### TASK DETAILS
Gather each line containing the string "name" from these entries.

### RECORDS FOR PROCESSING

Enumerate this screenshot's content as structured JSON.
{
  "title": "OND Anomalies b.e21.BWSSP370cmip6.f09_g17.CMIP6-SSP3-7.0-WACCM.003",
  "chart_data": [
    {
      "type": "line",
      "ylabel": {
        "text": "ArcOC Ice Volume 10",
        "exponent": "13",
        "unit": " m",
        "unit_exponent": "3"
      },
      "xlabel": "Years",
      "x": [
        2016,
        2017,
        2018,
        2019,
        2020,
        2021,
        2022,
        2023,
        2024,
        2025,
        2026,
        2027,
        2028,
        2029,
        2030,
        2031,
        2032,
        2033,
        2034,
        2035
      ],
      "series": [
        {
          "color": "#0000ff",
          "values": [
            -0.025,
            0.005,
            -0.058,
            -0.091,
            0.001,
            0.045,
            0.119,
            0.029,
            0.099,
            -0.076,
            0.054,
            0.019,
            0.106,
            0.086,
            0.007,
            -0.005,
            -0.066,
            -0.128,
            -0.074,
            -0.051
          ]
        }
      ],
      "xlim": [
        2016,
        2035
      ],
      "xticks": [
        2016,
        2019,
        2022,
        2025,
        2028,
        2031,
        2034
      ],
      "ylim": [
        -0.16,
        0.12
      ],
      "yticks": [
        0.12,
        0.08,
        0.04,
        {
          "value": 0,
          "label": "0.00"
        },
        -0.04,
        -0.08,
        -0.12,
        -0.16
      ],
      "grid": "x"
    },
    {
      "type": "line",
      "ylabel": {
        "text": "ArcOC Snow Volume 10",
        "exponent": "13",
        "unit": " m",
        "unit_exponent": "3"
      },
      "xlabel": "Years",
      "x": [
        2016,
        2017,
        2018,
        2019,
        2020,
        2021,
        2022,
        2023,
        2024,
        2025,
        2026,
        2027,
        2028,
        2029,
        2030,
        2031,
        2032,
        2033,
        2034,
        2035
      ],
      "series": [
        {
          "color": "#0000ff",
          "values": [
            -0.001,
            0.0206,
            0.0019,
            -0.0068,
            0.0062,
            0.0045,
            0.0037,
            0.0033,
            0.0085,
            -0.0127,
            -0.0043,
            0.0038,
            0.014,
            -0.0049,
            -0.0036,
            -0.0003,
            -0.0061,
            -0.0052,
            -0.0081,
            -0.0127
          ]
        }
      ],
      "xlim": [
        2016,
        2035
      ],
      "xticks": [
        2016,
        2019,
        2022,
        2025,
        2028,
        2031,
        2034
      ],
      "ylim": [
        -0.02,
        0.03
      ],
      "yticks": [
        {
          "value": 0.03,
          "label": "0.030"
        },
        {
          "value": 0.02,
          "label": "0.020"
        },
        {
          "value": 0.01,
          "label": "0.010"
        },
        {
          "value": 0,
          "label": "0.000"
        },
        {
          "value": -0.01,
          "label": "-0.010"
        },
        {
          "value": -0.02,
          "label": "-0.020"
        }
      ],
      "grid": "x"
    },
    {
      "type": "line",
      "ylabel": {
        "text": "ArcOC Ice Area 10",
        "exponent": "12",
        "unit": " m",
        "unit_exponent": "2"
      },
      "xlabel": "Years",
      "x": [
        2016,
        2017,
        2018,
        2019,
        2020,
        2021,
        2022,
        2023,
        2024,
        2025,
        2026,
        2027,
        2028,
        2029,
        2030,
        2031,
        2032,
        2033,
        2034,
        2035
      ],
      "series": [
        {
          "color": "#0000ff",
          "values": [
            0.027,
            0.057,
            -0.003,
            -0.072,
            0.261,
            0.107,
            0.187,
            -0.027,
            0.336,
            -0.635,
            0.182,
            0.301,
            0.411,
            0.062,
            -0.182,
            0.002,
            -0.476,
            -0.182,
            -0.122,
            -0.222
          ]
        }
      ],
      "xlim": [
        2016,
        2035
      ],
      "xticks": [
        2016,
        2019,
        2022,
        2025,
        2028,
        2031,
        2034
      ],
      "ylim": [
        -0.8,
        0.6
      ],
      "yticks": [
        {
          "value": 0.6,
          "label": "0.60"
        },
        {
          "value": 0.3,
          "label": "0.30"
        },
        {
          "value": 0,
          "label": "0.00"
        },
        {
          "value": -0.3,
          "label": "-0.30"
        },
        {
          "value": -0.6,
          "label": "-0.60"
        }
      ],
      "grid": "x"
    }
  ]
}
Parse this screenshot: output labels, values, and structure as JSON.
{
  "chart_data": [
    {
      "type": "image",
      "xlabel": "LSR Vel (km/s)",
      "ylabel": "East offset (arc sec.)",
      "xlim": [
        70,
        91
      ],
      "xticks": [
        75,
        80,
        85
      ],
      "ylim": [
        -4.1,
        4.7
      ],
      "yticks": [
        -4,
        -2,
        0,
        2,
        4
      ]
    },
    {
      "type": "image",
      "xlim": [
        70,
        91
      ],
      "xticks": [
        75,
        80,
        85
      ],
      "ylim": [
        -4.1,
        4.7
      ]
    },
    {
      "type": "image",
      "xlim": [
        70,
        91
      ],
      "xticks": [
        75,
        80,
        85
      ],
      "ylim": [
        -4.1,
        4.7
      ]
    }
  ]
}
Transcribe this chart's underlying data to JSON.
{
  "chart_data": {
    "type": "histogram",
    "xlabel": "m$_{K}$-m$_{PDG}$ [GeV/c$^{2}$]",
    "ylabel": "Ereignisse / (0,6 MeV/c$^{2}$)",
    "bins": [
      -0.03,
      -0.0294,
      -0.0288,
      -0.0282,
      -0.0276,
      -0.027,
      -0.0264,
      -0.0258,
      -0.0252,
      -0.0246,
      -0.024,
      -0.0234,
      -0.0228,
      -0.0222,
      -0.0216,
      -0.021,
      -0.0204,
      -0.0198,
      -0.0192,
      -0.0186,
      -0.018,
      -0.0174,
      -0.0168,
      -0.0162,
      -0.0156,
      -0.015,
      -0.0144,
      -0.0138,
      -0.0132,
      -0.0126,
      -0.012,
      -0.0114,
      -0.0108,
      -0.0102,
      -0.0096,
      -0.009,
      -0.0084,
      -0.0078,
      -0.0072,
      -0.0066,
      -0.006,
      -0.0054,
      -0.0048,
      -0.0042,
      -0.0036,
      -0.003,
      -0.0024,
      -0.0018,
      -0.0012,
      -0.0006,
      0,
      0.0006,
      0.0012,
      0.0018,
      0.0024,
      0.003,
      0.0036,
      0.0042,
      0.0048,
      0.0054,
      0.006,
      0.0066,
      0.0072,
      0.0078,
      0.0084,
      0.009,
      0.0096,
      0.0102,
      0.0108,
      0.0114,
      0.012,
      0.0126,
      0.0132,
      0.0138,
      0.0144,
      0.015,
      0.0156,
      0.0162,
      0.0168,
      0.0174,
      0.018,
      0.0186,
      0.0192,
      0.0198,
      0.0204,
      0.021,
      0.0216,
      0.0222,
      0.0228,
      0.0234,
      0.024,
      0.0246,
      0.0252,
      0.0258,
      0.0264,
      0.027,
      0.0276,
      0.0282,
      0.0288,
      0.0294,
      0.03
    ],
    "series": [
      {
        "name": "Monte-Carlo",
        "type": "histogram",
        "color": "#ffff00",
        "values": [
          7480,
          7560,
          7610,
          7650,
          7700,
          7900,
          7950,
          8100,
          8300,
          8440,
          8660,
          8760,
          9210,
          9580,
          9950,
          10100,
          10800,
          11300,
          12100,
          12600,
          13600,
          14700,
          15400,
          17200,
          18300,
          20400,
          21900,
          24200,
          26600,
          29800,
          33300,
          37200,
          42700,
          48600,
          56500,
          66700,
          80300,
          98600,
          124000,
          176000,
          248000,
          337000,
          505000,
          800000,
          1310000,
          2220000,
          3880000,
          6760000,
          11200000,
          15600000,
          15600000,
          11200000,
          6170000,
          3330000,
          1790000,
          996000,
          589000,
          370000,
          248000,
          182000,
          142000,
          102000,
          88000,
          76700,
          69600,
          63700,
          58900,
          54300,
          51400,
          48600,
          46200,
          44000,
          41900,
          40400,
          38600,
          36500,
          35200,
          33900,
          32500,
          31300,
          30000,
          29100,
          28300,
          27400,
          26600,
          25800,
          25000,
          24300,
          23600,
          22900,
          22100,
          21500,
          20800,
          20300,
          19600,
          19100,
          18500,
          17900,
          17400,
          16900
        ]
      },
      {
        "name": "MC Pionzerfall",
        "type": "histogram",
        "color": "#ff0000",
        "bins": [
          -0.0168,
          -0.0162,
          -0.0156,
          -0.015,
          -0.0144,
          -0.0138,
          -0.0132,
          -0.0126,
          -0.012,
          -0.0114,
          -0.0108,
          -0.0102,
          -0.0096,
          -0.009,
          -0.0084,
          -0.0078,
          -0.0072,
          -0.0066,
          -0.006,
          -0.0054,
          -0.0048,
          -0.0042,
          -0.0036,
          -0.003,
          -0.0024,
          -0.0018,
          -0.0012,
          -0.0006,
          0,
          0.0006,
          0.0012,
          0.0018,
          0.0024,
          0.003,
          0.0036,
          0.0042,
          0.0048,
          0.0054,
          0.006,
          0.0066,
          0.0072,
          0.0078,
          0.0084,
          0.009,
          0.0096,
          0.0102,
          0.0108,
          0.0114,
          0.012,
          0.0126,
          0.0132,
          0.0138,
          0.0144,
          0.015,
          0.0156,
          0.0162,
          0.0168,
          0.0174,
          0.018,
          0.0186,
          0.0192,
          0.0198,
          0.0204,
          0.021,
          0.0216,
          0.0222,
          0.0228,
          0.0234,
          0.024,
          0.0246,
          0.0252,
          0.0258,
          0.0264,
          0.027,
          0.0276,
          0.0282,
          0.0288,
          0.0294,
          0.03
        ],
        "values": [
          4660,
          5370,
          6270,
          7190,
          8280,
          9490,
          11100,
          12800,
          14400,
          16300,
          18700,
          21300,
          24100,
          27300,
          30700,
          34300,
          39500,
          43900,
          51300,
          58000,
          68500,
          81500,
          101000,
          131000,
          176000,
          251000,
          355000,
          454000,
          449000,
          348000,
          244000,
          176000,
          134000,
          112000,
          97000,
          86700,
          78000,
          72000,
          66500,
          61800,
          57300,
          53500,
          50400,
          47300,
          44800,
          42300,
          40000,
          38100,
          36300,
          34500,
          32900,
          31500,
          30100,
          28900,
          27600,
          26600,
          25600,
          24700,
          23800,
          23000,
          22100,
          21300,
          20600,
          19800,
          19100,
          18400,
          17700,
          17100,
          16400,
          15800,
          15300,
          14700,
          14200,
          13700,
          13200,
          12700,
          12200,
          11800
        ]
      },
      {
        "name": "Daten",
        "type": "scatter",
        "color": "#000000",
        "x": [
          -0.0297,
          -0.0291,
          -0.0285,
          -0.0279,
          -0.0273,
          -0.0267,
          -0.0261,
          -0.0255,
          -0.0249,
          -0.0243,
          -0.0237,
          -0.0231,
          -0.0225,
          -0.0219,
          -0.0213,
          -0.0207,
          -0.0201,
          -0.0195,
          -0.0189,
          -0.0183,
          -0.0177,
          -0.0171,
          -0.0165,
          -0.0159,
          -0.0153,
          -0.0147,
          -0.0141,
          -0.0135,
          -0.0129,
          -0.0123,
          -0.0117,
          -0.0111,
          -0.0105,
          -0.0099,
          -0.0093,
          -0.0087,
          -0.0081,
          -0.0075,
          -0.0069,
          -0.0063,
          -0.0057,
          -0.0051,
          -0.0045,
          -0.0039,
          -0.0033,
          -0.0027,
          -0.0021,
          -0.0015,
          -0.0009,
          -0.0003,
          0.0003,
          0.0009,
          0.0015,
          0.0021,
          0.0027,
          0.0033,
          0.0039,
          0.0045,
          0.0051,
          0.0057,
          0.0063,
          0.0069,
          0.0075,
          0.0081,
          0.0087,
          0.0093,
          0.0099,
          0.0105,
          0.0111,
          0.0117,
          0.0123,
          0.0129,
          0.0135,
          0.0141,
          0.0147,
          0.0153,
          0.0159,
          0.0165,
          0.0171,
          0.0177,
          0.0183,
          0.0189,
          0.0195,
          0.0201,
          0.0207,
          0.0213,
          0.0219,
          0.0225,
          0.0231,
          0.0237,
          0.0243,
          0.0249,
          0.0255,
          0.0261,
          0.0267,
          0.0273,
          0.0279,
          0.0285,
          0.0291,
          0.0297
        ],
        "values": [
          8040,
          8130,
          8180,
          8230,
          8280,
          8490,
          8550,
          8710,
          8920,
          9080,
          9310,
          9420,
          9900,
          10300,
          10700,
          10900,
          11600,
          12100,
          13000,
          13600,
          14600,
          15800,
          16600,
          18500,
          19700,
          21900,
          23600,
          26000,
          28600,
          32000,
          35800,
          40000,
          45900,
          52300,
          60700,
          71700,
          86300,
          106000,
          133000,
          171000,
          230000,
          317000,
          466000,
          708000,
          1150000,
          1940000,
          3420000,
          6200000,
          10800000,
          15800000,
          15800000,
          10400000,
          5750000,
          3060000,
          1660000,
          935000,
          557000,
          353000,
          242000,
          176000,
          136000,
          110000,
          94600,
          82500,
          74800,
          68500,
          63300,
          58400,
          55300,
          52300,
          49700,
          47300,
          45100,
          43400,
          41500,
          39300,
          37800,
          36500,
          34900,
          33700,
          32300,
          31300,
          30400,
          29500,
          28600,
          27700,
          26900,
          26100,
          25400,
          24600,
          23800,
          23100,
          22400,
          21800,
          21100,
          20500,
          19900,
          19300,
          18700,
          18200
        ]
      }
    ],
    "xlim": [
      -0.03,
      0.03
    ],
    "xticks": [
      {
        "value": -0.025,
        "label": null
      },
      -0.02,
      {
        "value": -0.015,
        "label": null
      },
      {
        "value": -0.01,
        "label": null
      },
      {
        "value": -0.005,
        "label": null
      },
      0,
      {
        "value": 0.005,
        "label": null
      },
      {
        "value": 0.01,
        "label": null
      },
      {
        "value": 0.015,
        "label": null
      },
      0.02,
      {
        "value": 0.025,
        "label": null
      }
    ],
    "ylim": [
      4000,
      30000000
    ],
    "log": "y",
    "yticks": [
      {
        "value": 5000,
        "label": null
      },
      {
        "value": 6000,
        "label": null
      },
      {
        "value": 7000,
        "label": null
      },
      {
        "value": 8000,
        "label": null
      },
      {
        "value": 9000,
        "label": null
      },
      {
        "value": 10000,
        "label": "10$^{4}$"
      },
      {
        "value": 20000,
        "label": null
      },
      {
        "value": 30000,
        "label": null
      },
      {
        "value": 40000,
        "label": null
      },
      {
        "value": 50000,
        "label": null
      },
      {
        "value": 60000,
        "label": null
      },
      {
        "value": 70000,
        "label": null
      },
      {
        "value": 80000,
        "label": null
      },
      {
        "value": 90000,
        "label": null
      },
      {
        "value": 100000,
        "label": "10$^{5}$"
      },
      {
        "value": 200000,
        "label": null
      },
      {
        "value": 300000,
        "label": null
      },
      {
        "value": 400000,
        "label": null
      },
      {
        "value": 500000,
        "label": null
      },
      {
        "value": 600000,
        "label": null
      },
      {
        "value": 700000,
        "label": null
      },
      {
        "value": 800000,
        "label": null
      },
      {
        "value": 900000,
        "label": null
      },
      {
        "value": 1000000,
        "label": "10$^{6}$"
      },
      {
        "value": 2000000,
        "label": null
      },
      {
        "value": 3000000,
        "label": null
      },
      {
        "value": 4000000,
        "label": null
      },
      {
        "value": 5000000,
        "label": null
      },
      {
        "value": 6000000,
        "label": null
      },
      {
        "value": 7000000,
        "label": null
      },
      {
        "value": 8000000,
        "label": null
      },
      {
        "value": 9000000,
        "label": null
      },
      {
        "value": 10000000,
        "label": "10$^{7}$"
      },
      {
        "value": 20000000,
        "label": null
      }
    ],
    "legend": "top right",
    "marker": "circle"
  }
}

### RESULT FOR THIS TASK
        "name": "Monte-Carlo",
        "name": "MC Pionzerfall",
        "name": "Daten",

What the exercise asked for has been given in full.